Goal:
The records that follow are to be transcribed in full, without their images.

───── Records to process ─────

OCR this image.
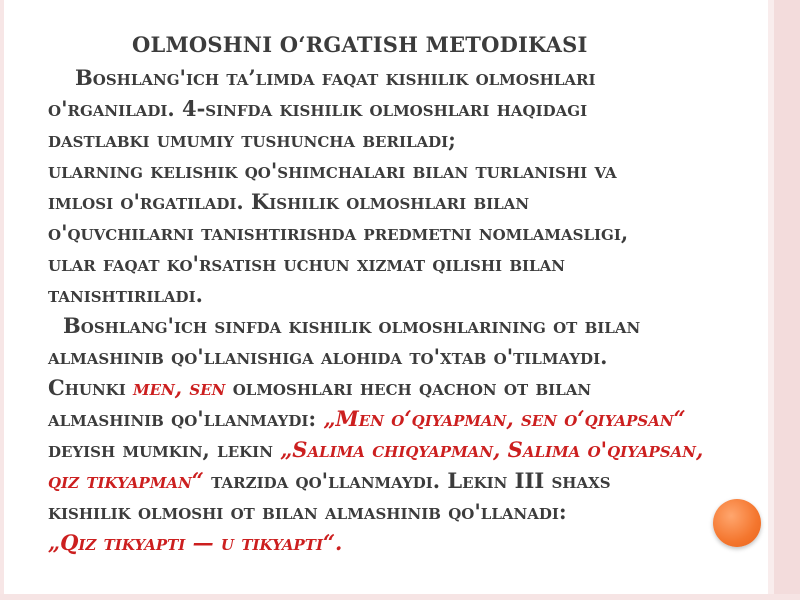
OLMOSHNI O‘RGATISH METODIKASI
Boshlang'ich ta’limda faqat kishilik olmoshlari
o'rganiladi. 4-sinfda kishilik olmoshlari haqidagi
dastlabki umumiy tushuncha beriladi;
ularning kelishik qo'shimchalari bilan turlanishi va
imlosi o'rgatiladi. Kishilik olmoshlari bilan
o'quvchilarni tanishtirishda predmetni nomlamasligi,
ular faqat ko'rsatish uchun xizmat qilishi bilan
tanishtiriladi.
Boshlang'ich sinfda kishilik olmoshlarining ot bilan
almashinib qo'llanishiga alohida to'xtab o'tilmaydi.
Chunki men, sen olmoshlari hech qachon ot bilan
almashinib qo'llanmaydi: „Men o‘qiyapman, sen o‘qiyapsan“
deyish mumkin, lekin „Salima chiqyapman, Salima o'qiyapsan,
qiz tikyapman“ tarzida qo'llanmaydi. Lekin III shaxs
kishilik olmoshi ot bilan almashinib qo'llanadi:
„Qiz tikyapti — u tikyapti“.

─────

Output:
OCR this image.
OLMOSHNI O‘RGATISH METODIKASI
Boshlang'ich ta’limda faqat kishilik olmoshlari
o'rganiladi. 4-sinfda kishilik olmoshlari haqidagi
dastlabki umumiy tushuncha beriladi;
ularning kelishik qo'shimchalari bilan turlanishi va
imlosi o'rgatiladi. Kishilik olmoshlari bilan
o'quvchilarni tanishtirishda predmetni nomlamasligi,
ular faqat ko'rsatish uchun xizmat qilishi bilan
tanishtiriladi.
Boshlang'ich sinfda kishilik olmoshlarining ot bilan
almashinib qo'llanishiga alohida to'xtab o'tilmaydi.
Chunki men, sen olmoshlari hech qachon ot bilan
almashinib qo'llanmaydi: „Men o‘qiyapman, sen o‘qiyapsan“
deyish mumkin, lekin „Salima chiqyapman, Salima o'qiyapsan,
qiz tikyapman“ tarzida qo'llanmaydi. Lekin III shaxs
kishilik olmoshi ot bilan almashinib qo'llanadi:
„Qiz tikyapti — u tikyapti“.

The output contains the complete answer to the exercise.